* [INSTRUCTION]:
Count every line below in which "need" occurs, then give only the count.

* [SUPPLIED DATA]:
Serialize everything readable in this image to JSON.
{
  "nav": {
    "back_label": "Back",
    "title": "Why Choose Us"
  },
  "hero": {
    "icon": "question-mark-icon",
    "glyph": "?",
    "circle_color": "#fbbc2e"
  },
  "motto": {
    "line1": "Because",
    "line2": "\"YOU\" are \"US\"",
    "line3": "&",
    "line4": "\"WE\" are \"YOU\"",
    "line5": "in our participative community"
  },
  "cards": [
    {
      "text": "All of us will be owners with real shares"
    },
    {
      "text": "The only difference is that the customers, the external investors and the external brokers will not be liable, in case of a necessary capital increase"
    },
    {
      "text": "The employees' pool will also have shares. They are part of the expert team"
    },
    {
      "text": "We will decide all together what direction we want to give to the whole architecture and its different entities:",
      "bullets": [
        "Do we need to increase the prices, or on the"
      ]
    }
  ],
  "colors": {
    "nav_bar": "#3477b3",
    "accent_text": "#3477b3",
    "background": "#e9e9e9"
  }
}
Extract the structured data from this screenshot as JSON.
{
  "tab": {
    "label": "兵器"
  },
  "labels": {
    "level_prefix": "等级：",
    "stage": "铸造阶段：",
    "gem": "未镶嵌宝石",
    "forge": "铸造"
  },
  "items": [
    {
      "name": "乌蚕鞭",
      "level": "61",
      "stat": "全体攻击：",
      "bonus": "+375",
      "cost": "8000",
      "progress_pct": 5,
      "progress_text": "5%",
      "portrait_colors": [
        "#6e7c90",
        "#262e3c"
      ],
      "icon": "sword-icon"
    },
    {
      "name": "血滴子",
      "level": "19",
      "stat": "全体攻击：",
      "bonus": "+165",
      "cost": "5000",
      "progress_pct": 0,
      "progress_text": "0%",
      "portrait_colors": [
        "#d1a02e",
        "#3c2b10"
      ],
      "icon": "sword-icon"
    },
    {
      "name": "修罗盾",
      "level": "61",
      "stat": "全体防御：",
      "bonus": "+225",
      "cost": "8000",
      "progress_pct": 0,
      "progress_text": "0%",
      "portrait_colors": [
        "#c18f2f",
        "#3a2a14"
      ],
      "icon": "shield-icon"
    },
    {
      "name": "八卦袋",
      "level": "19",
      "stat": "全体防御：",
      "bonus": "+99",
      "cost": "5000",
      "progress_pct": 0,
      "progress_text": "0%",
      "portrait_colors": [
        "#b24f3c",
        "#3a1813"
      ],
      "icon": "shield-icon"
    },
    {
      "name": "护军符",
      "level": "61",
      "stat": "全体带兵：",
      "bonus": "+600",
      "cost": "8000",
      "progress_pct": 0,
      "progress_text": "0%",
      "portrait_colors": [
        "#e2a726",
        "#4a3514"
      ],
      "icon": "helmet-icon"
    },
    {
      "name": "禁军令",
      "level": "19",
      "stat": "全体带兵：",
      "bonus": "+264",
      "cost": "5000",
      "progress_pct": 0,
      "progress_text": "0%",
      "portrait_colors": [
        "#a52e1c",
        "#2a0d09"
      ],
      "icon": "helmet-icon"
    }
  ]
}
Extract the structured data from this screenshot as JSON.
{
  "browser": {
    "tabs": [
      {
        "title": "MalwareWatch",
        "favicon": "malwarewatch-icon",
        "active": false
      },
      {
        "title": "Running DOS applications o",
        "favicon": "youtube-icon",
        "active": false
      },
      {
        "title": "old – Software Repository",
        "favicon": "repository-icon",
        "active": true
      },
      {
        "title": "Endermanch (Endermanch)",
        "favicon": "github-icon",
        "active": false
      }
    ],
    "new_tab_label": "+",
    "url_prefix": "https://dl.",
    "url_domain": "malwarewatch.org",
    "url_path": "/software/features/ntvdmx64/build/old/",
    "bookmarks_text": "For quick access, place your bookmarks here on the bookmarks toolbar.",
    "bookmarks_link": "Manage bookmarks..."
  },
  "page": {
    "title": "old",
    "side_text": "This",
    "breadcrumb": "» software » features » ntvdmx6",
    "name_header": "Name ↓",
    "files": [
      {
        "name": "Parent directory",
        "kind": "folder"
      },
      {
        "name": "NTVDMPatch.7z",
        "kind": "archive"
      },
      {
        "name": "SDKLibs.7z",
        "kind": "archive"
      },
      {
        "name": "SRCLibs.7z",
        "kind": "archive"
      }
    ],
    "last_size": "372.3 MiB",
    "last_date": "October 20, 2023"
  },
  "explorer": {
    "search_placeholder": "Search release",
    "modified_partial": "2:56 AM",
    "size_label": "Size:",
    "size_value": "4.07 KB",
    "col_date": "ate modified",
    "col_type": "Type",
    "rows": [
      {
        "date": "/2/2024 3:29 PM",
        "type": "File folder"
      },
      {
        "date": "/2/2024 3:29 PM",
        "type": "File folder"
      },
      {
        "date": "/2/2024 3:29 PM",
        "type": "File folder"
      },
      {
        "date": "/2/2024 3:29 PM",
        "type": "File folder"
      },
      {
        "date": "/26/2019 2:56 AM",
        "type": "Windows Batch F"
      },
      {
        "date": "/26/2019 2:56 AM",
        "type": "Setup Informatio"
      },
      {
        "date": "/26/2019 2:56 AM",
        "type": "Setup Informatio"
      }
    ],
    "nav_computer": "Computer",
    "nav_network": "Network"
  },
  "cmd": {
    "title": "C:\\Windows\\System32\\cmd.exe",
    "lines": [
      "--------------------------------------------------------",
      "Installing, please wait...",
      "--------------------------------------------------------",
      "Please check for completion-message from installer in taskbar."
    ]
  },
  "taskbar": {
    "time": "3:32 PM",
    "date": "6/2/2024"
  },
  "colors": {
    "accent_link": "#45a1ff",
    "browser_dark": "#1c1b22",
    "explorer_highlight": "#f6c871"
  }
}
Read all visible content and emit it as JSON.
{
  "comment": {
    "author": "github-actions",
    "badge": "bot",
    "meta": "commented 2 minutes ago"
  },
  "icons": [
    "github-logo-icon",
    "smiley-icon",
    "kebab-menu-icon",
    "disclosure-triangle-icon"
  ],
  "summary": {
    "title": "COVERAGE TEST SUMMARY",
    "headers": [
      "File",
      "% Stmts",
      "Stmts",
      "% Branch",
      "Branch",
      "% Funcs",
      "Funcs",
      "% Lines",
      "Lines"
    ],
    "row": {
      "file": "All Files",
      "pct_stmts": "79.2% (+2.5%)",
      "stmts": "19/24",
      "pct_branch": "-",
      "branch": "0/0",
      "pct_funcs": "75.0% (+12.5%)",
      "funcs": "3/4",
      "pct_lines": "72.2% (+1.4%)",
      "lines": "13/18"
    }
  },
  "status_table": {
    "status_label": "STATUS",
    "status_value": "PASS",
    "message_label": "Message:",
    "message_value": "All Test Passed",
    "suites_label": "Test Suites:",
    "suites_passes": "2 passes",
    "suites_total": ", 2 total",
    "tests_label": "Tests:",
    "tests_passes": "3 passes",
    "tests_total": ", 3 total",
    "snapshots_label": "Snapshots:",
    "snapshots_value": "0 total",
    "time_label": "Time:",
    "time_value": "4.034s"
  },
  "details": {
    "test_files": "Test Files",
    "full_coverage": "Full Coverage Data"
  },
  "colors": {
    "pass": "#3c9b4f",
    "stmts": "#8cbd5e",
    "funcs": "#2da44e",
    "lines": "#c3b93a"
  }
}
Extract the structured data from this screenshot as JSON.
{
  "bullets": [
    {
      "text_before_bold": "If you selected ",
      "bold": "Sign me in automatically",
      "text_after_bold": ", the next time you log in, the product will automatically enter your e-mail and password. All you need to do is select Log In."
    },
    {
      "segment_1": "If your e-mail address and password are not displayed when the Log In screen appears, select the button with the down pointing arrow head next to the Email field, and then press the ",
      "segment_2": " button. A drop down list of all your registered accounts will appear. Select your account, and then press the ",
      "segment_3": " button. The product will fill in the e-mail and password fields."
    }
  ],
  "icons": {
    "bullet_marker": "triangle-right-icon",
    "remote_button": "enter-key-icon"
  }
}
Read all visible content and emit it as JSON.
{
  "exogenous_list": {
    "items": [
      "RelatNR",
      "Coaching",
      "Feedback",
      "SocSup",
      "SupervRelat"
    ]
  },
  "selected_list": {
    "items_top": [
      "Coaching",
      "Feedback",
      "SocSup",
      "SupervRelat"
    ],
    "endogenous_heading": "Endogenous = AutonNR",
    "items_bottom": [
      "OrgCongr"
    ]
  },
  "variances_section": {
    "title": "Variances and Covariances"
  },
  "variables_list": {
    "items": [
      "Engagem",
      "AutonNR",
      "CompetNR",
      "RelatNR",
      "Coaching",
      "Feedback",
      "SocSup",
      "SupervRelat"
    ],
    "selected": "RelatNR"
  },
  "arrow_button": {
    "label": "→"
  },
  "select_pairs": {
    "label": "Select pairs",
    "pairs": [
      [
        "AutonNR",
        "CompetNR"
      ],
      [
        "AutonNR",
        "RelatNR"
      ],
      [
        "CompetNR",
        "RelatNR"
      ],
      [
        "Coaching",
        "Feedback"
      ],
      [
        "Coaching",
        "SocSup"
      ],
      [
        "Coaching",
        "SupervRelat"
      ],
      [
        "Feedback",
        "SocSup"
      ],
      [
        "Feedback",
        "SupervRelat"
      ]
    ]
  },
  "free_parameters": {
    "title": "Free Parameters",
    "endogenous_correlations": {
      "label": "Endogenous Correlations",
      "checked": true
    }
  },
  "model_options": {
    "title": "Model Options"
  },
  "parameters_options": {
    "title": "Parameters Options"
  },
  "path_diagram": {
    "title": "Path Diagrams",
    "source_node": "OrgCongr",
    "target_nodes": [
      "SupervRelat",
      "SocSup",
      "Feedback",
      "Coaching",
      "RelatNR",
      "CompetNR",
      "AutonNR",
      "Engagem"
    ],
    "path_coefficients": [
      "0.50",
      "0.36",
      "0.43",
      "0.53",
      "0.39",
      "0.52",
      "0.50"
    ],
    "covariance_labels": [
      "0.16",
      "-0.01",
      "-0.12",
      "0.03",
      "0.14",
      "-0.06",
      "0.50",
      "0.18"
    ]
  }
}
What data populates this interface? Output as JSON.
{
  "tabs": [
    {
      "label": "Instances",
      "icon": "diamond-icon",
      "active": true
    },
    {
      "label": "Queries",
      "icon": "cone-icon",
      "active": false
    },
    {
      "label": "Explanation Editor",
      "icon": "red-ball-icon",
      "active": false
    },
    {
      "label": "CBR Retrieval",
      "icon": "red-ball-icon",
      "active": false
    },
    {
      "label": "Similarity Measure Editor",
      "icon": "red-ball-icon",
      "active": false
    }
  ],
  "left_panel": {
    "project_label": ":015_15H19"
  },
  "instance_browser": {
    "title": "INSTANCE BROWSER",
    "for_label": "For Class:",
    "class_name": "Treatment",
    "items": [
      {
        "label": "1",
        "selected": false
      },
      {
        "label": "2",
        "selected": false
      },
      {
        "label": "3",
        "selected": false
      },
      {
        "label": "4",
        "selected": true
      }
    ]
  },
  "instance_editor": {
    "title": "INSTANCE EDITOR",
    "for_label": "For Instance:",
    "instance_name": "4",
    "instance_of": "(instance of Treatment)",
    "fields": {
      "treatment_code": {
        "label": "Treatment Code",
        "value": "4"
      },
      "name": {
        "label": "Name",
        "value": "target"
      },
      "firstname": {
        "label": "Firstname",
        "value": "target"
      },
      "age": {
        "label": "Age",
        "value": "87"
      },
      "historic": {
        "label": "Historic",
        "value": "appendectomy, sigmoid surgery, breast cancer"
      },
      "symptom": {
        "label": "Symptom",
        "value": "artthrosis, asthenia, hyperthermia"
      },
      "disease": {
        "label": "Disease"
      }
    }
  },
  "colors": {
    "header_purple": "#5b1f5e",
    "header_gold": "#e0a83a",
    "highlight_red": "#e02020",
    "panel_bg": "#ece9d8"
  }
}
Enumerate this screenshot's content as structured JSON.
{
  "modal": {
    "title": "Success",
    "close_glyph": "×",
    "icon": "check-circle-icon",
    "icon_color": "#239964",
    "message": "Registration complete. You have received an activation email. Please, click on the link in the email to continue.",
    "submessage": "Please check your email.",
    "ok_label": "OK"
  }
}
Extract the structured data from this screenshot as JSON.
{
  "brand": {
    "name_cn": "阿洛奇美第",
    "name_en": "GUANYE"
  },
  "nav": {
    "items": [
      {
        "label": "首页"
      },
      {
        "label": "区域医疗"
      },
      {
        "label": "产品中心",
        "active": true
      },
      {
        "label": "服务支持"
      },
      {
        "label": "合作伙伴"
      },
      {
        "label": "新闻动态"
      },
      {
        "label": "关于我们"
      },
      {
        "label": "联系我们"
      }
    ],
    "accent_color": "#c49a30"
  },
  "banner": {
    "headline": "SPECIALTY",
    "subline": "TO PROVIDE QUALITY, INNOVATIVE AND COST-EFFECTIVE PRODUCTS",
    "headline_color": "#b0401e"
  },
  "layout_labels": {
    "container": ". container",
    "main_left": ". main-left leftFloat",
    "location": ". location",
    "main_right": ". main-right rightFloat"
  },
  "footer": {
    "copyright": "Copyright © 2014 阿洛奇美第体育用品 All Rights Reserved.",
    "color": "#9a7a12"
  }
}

* [EXERCISE SOLUTION]:
2